Records:
--- --- ---

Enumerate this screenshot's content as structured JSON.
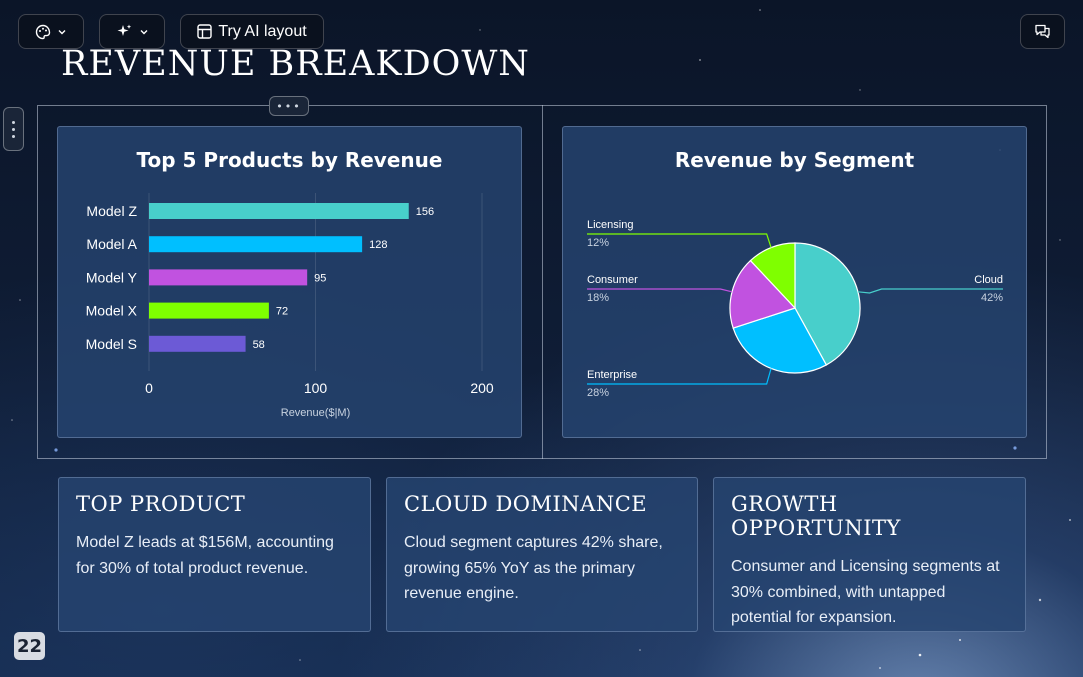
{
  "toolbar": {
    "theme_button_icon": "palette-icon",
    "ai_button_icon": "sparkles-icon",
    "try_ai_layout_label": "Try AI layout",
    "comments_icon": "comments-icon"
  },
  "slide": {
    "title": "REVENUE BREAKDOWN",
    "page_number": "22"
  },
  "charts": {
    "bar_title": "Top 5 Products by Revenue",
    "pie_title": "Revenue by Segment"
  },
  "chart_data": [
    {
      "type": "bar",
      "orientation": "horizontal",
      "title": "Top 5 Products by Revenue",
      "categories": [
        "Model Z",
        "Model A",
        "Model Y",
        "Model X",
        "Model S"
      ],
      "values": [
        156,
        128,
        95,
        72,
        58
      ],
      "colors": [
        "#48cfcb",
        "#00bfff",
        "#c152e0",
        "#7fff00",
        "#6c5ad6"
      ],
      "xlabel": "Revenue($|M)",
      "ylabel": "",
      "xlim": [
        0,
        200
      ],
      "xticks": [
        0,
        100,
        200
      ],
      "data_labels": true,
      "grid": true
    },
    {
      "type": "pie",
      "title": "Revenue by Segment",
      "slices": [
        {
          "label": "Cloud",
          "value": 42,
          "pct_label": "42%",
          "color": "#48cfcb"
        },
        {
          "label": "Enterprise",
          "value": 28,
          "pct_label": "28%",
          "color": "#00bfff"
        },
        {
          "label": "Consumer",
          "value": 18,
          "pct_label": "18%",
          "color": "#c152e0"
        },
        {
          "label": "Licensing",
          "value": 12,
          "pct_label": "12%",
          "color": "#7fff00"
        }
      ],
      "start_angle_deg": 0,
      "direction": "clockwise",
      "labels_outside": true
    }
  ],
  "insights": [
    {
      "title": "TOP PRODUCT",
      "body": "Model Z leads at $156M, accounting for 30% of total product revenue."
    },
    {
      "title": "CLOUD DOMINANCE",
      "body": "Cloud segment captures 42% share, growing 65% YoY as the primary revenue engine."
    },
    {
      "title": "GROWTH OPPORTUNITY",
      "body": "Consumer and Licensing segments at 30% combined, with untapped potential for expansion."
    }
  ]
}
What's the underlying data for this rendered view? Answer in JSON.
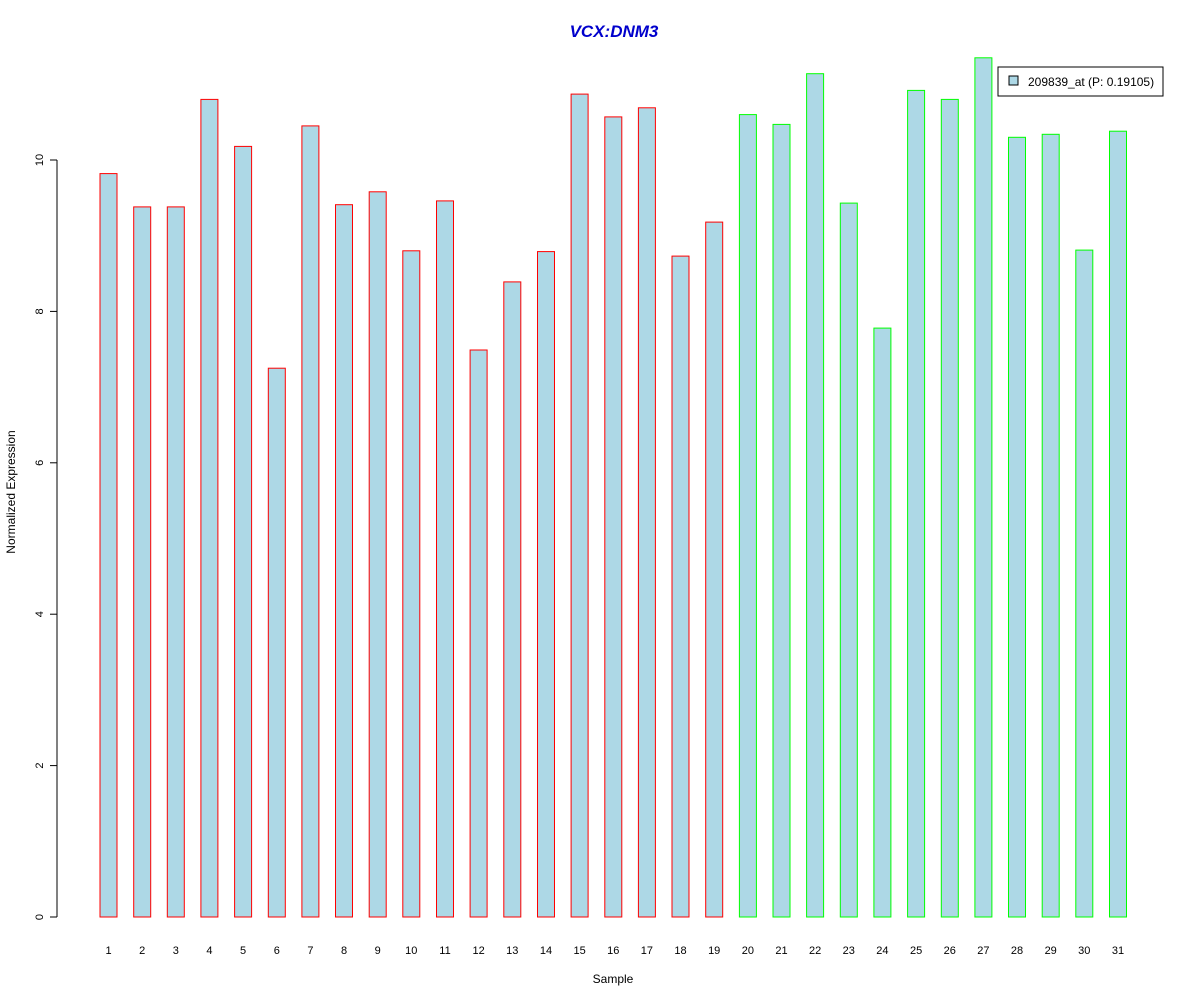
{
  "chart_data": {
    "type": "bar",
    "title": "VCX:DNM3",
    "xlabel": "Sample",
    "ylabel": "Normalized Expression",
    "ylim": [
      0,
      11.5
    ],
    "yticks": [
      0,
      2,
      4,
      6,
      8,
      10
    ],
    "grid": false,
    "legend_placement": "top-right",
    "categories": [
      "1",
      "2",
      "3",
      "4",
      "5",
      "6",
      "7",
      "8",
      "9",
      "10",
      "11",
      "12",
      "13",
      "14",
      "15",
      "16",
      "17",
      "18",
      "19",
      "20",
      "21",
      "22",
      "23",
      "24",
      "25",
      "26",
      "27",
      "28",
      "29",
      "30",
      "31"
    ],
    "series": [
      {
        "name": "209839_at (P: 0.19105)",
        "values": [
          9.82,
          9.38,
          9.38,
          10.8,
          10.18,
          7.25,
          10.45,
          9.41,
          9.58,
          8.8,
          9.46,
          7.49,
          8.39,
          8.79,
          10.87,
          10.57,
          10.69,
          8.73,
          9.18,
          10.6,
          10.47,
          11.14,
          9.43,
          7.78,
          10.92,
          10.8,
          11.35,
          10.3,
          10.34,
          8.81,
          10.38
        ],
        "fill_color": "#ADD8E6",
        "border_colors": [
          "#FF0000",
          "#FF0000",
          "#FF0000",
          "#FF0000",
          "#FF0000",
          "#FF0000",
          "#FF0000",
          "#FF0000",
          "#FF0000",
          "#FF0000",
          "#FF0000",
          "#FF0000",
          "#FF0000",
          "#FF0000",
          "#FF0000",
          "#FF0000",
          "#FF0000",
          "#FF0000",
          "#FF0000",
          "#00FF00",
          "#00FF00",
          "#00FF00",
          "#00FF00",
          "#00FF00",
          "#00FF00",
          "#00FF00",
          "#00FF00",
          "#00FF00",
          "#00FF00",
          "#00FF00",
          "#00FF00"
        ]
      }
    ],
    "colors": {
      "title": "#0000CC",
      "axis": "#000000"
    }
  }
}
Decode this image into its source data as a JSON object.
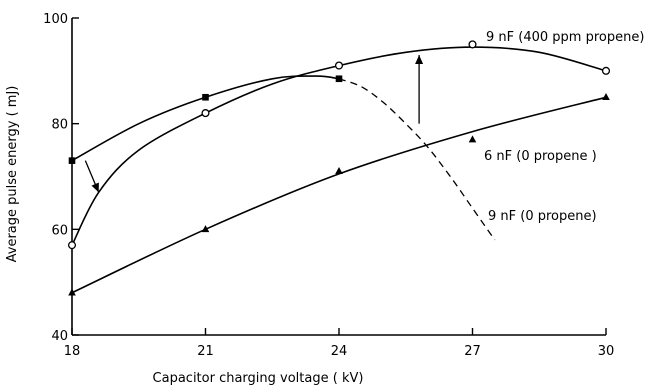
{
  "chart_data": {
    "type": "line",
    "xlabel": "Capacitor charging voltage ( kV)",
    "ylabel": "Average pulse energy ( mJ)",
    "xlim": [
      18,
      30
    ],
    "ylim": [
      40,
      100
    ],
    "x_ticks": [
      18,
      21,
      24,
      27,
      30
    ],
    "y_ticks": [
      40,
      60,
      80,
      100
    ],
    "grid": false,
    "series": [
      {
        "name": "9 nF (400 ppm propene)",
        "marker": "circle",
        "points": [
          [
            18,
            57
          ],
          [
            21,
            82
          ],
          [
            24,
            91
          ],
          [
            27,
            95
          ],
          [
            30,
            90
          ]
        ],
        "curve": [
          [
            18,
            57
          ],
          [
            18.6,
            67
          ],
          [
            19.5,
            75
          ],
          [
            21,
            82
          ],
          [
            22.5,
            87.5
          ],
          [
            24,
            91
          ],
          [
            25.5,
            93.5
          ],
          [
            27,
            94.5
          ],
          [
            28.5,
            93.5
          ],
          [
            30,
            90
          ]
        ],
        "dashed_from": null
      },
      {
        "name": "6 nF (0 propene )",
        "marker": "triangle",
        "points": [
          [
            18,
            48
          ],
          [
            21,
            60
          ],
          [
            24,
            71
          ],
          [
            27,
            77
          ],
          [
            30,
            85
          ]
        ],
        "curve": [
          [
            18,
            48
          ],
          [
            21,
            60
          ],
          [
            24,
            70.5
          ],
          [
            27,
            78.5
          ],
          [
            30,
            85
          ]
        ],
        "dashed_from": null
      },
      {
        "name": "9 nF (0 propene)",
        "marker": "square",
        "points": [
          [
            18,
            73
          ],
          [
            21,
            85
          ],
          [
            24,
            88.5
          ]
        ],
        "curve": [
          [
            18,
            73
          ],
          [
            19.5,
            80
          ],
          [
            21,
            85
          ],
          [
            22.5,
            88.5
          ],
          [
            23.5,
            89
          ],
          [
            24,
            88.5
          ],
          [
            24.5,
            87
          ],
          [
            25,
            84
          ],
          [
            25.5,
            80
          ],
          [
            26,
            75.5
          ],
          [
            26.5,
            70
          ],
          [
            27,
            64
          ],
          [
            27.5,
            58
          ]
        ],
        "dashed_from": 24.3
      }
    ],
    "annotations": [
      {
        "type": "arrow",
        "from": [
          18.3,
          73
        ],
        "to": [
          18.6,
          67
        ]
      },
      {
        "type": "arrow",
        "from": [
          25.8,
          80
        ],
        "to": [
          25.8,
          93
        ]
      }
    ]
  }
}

--- --- ---

### SHORT PROBLEM
State how many lines of the data include the word "JSON", with nothing else.

### RESPONSE FOR THIS EXERCISE
3